Extracted entries:
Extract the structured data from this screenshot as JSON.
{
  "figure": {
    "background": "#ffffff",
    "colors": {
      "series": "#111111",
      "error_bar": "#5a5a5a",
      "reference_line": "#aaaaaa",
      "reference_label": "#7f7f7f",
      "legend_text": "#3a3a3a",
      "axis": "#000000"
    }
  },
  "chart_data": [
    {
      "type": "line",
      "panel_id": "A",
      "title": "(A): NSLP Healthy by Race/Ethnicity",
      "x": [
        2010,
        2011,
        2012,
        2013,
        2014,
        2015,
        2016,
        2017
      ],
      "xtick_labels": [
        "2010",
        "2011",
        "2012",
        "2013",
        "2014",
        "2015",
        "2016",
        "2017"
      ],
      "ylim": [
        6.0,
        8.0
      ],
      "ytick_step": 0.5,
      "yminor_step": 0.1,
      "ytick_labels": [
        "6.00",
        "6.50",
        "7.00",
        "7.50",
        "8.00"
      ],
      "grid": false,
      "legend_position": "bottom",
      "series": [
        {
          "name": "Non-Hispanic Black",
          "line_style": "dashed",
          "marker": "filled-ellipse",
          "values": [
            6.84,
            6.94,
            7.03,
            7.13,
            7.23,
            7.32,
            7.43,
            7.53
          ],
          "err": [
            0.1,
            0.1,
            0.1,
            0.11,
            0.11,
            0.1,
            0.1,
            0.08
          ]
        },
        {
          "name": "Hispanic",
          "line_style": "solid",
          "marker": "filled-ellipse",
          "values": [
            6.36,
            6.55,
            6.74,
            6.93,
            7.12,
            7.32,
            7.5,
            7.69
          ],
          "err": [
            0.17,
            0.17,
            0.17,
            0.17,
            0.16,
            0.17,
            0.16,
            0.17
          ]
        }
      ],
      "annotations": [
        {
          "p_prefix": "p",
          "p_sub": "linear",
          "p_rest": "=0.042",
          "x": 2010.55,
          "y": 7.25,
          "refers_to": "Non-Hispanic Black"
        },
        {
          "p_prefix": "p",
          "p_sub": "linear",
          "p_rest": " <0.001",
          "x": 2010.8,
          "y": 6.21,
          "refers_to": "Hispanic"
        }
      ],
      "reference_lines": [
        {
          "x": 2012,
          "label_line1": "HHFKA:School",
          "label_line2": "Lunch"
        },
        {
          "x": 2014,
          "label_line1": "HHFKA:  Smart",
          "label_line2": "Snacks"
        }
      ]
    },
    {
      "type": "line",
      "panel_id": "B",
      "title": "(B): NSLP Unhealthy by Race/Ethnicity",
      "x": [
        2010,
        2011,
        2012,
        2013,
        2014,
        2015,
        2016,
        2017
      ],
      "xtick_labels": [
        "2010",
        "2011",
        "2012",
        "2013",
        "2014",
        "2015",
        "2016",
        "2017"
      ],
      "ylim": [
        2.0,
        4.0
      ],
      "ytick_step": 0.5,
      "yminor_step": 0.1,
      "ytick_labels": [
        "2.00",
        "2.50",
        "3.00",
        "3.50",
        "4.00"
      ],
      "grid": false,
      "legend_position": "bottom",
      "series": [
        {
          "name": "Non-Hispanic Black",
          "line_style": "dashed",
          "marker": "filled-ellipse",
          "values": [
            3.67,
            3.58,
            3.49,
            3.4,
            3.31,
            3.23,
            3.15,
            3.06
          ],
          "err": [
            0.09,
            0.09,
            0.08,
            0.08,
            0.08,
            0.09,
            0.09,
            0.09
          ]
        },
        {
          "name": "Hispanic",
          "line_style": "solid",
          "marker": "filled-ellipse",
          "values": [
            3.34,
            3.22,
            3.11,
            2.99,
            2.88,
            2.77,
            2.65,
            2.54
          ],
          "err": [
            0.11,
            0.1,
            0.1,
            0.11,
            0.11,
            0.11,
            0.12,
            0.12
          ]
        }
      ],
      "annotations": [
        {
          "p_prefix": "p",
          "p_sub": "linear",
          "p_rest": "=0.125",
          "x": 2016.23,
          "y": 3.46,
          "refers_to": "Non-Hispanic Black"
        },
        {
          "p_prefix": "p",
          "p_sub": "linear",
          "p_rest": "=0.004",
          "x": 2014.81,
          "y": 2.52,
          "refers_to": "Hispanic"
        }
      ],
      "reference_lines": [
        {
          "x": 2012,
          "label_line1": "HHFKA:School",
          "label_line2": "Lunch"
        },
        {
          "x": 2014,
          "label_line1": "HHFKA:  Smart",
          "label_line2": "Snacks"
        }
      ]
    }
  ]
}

--

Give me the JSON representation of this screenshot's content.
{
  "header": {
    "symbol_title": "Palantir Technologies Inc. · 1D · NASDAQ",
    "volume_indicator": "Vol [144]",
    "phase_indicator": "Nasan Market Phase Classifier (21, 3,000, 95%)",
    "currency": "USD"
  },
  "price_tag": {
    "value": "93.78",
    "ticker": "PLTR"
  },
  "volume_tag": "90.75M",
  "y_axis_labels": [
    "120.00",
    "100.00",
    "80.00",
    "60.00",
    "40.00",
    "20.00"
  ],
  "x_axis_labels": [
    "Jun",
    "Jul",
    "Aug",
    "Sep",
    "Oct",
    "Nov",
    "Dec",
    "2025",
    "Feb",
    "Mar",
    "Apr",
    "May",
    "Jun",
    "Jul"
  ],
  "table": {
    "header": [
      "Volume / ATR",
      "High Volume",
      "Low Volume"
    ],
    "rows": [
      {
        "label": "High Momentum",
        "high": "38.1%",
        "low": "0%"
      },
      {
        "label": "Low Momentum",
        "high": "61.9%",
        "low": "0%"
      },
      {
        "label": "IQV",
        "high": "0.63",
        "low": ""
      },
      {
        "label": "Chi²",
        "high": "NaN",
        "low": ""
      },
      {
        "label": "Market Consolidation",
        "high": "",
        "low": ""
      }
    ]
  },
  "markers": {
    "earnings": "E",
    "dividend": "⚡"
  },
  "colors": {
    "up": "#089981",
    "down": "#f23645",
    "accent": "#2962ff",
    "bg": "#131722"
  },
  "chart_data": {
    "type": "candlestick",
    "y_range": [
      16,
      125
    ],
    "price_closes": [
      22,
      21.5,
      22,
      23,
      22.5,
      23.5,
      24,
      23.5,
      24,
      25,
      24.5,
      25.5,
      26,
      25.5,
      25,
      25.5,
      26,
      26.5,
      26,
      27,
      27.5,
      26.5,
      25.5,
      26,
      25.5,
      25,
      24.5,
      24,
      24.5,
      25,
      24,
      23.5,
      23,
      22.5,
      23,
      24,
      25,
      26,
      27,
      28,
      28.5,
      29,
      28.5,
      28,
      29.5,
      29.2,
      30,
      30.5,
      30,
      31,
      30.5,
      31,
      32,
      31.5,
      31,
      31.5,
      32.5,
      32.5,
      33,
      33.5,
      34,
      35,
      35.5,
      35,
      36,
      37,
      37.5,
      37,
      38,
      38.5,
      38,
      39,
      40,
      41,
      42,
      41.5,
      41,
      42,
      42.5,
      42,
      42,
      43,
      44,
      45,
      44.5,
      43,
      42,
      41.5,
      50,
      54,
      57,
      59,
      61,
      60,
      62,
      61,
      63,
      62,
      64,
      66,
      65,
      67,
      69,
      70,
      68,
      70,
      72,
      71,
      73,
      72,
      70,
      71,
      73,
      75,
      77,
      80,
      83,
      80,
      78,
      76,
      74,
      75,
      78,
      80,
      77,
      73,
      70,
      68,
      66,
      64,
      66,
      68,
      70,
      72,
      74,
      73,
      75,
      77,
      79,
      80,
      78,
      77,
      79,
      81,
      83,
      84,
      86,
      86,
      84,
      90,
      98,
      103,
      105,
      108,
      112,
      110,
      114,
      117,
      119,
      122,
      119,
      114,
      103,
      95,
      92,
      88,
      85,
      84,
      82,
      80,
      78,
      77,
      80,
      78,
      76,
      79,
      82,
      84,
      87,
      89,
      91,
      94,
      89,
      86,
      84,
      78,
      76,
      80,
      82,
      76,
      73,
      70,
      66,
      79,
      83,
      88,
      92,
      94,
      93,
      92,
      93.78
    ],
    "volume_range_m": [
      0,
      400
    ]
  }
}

...

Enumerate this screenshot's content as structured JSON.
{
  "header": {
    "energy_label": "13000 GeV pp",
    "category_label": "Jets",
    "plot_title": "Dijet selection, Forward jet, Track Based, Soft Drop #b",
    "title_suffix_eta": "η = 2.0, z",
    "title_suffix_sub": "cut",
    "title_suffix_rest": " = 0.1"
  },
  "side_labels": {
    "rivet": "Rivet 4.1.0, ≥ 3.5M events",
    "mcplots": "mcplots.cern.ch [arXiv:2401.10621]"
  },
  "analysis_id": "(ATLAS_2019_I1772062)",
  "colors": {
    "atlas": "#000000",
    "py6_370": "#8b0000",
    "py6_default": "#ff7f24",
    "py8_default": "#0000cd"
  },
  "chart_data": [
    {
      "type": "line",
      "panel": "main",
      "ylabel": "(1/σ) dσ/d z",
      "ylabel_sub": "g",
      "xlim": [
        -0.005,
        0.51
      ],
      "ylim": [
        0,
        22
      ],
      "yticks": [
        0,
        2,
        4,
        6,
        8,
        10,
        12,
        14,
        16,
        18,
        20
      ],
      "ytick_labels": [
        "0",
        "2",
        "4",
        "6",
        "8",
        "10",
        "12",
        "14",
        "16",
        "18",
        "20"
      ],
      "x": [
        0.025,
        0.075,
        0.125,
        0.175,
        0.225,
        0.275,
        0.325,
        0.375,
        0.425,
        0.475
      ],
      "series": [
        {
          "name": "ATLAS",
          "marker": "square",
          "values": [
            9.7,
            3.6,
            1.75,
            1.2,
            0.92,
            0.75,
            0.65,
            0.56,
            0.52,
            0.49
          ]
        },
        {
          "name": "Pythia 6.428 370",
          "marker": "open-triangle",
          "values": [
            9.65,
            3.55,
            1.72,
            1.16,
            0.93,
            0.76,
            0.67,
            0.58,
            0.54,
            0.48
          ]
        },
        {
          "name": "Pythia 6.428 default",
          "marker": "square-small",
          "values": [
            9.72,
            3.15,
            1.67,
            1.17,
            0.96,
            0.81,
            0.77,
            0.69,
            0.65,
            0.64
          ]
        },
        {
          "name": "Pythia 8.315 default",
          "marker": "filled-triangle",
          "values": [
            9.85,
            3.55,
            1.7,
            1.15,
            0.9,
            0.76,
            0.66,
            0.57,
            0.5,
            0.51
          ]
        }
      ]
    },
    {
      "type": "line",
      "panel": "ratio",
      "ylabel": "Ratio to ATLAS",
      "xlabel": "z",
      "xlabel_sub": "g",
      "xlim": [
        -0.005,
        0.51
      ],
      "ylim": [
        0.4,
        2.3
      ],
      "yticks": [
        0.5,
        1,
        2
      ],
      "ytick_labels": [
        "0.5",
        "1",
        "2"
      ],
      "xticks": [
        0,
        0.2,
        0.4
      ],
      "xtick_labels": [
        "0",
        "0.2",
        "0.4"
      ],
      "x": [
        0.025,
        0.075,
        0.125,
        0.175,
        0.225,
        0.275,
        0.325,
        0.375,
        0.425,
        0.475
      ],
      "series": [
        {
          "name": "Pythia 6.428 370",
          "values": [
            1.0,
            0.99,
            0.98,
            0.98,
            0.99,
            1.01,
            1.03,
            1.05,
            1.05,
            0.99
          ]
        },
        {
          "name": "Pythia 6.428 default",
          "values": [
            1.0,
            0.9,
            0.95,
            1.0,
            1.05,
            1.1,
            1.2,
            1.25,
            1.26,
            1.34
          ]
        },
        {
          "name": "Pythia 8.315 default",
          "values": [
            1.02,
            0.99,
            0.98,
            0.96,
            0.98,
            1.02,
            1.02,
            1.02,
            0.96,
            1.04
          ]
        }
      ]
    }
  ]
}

The exercise: Reproduce each line holding the word "triangle".

The solution:
          "marker": "open-triangle",
          "marker": "filled-triangle",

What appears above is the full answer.